### Material
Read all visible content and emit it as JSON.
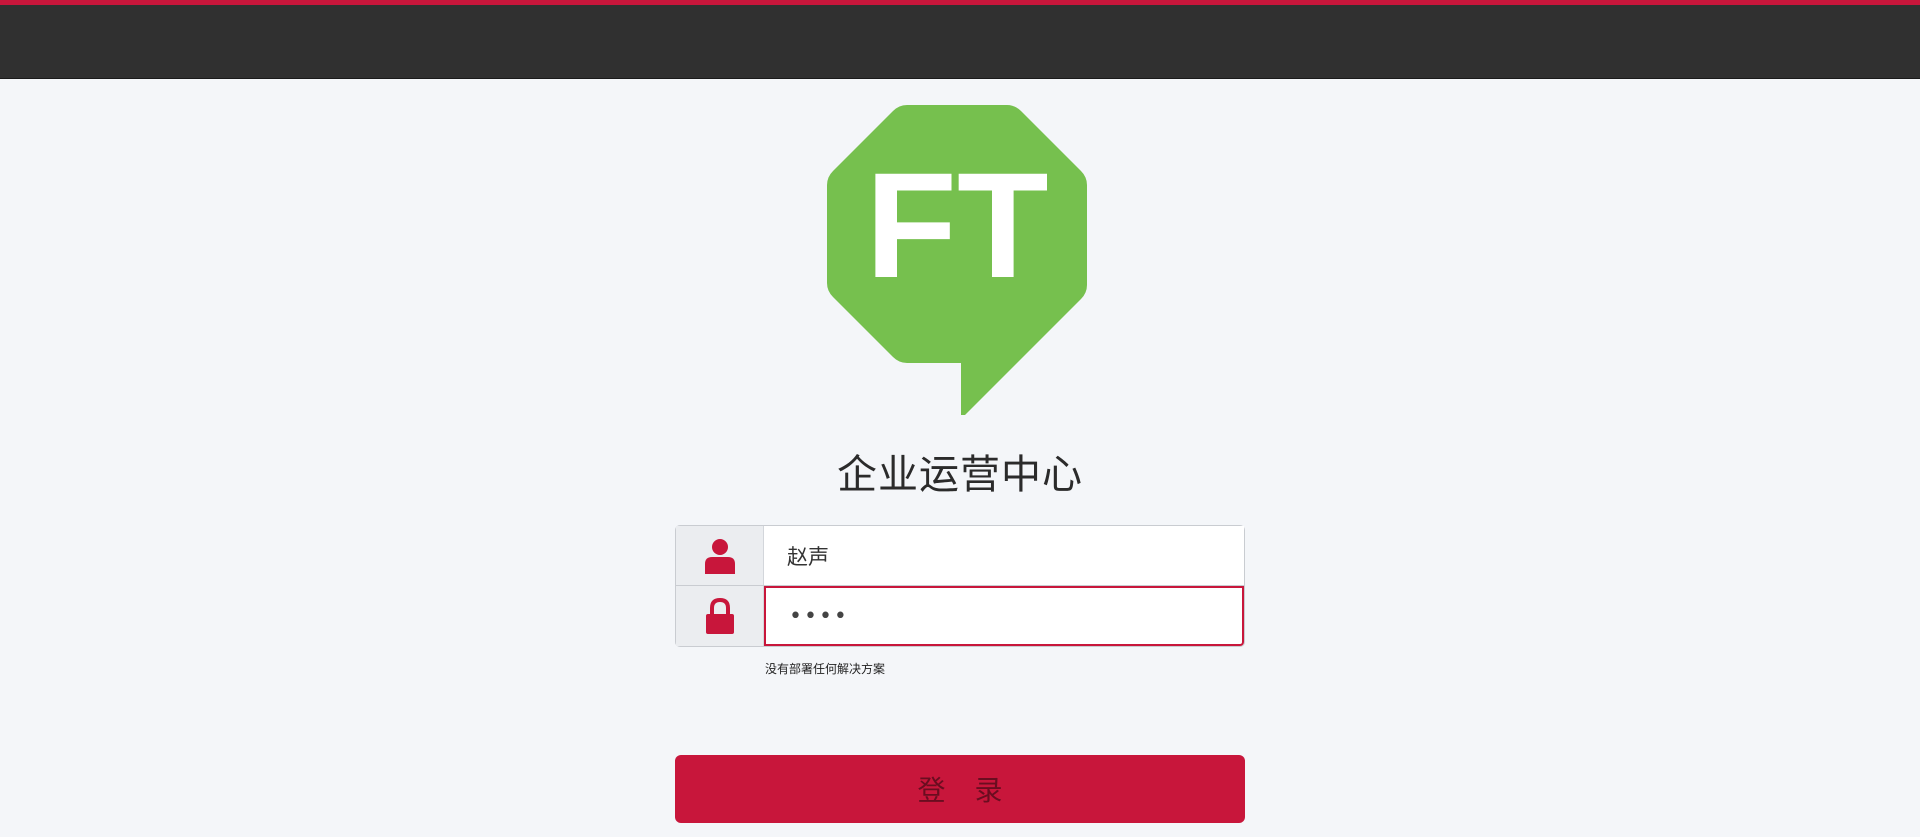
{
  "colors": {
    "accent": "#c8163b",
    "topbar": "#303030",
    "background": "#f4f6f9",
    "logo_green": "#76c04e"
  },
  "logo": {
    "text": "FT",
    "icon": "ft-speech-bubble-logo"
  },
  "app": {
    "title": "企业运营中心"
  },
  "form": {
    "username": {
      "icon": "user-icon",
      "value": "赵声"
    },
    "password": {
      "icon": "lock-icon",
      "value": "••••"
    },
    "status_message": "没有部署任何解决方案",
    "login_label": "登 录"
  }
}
######
- _Your objective_
Locate the word "icon" in the records and collect each line it appears in.

- _The result_
    "icon": "ft-speech-bubble-logo"
      "icon": "user-icon",
      "icon": "lock-icon",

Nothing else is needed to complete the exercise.